> **Task brief**
Type out all the records word for word. Any pictures are to be left out.

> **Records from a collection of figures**

-- begin --

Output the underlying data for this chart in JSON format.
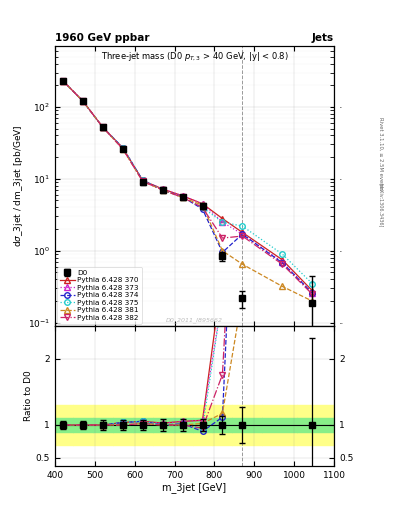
{
  "title_top": "1960 GeV ppbar",
  "title_top_right": "Jets",
  "plot_title": "Three-jet mass (D0 p_{T,3} > 40 GeV, |y| < 0.8)",
  "xlabel": "m_3jet [GeV]",
  "ylabel": "d#sigma_3jet / dm_3jet [pb/GeV]",
  "ylabel_ratio": "Ratio to D0",
  "watermark": "D0_2011_I895662",
  "right_label_top": "Rivet 3.1.10, ≥ 2.5M events",
  "right_label_bot": "[arXiv:1306.3436]",
  "xlim": [
    400,
    1100
  ],
  "ylim_main": [
    0.09,
    700
  ],
  "ylim_ratio": [
    0.38,
    2.5
  ],
  "xbins": [
    420,
    470,
    520,
    570,
    620,
    670,
    720,
    770,
    820,
    870,
    970,
    1045
  ],
  "xbins_width": [
    50,
    50,
    50,
    50,
    50,
    50,
    50,
    50,
    50,
    100,
    100,
    100
  ],
  "D0_y": [
    230,
    120,
    52,
    26,
    9.0,
    7.0,
    5.5,
    4.2,
    0.85,
    0.22,
    null,
    null
  ],
  "D0_yerr_lo": [
    15,
    8,
    4,
    2,
    0.7,
    0.6,
    0.5,
    0.4,
    0.12,
    0.06,
    null,
    null
  ],
  "D0_yerr_hi": [
    15,
    8,
    4,
    2,
    0.7,
    0.6,
    0.5,
    0.4,
    0.12,
    0.06,
    null,
    null
  ],
  "D0_last_y": 0.19,
  "D0_last_x": 1045,
  "D0_last_err_lo": 0.12,
  "D0_last_err_hi": 0.25,
  "py370_y": [
    230,
    120,
    52,
    27,
    9.5,
    7.2,
    5.8,
    4.5,
    2.8,
    1.8,
    0.75,
    0.28
  ],
  "py373_y": [
    230,
    120,
    52,
    27,
    9.5,
    7.2,
    5.8,
    4.5,
    2.5,
    1.7,
    0.7,
    0.26
  ],
  "py374_y": [
    230,
    120,
    52,
    27,
    9.5,
    7.0,
    5.6,
    3.8,
    0.95,
    1.7,
    0.68,
    0.26
  ],
  "py375_y": [
    230,
    120,
    52,
    27,
    9.5,
    7.0,
    5.5,
    4.0,
    2.5,
    2.2,
    0.9,
    0.35
  ],
  "py381_y": [
    230,
    120,
    52,
    26,
    9.2,
    7.0,
    5.5,
    4.3,
    1.0,
    0.65,
    0.32,
    0.2
  ],
  "py382_y": [
    230,
    120,
    52,
    26,
    9.2,
    7.0,
    5.5,
    4.0,
    1.5,
    1.6,
    0.65,
    0.25
  ],
  "colors": {
    "D0": "#000000",
    "py370": "#cc2222",
    "py373": "#cc22cc",
    "py374": "#2222cc",
    "py375": "#22cccc",
    "py381": "#cc8822",
    "py382": "#cc2266"
  },
  "bg_color": "#ffffff",
  "green_band": [
    0.9,
    1.1
  ],
  "yellow_band": [
    0.7,
    1.3
  ],
  "dashed_vline_x": 870,
  "ratio_yticks": [
    0.5,
    1.0,
    2.0
  ],
  "ratio_yticklabels": [
    "0.5",
    "1",
    "2"
  ]
}
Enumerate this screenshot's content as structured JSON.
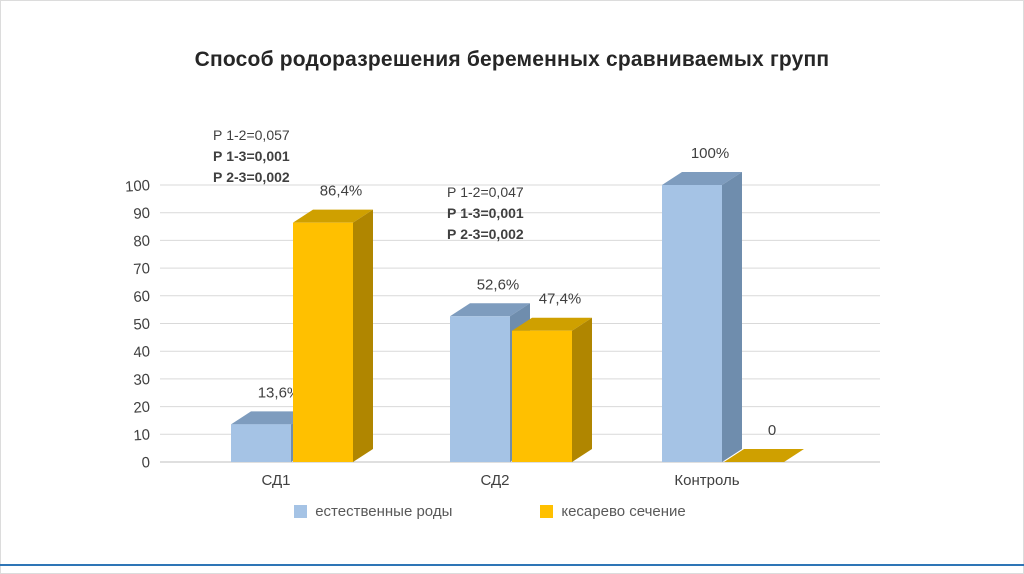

-- end --

> **Solution for this task**
Output the underlying data for this chart in JSON format.
{
  "title_top": "1960 GeV ppbar",
  "title_top_right": "Jets",
  "plot_title": "Three-jet mass (D0 p_{T,3} > 40 GeV, |y| < 0.8)",
  "xlabel": "m_3jet [GeV]",
  "ylabel": "d#sigma_3jet / dm_3jet [pb/GeV]",
  "ylabel_ratio": "Ratio to D0",
  "watermark": "D0_2011_I895662",
  "right_label_top": "Rivet 3.1.10, ≥ 2.5M events",
  "right_label_bot": "[arXiv:1306.3436]",
  "xlim": [
    400,
    1100
  ],
  "ylim_main": [
    0.09,
    700
  ],
  "ylim_ratio": [
    0.38,
    2.5
  ],
  "xbins": [
    420,
    470,
    520,
    570,
    620,
    670,
    720,
    770,
    820,
    870,
    970,
    1045
  ],
  "xbins_width": [
    50,
    50,
    50,
    50,
    50,
    50,
    50,
    50,
    50,
    100,
    100,
    100
  ],
  "D0_y": [
    230,
    120,
    52,
    26,
    9.0,
    7.0,
    5.5,
    4.2,
    0.85,
    0.22,
    null,
    null
  ],
  "D0_yerr_lo": [
    15,
    8,
    4,
    2,
    0.7,
    0.6,
    0.5,
    0.4,
    0.12,
    0.06,
    null,
    null
  ],
  "D0_yerr_hi": [
    15,
    8,
    4,
    2,
    0.7,
    0.6,
    0.5,
    0.4,
    0.12,
    0.06,
    null,
    null
  ],
  "D0_last_y": 0.19,
  "D0_last_x": 1045,
  "D0_last_err_lo": 0.12,
  "D0_last_err_hi": 0.25,
  "py370_y": [
    230,
    120,
    52,
    27,
    9.5,
    7.2,
    5.8,
    4.5,
    2.8,
    1.8,
    0.75,
    0.28
  ],
  "py373_y": [
    230,
    120,
    52,
    27,
    9.5,
    7.2,
    5.8,
    4.5,
    2.5,
    1.7,
    0.7,
    0.26
  ],
  "py374_y": [
    230,
    120,
    52,
    27,
    9.5,
    7.0,
    5.6,
    3.8,
    0.95,
    1.7,
    0.68,
    0.26
  ],
  "py375_y": [
    230,
    120,
    52,
    27,
    9.5,
    7.0,
    5.5,
    4.0,
    2.5,
    2.2,
    0.9,
    0.35
  ],
  "py381_y": [
    230,
    120,
    52,
    26,
    9.2,
    7.0,
    5.5,
    4.3,
    1.0,
    0.65,
    0.32,
    0.2
  ],
  "py382_y": [
    230,
    120,
    52,
    26,
    9.2,
    7.0,
    5.5,
    4.0,
    1.5,
    1.6,
    0.65,
    0.25
  ],
  "colors": {
    "D0": "#000000",
    "py370": "#cc2222",
    "py373": "#cc22cc",
    "py374": "#2222cc",
    "py375": "#22cccc",
    "py381": "#cc8822",
    "py382": "#cc2266"
  },
  "bg_color": "#ffffff",
  "green_band": [
    0.9,
    1.1
  ],
  "yellow_band": [
    0.7,
    1.3
  ],
  "dashed_vline_x": 870,
  "ratio_yticks": [
    0.5,
    1.0,
    2.0
  ],
  "ratio_yticklabels": [
    "0.5",
    "1",
    "2"
  ]
}
Enumerate this screenshot's content as structured JSON.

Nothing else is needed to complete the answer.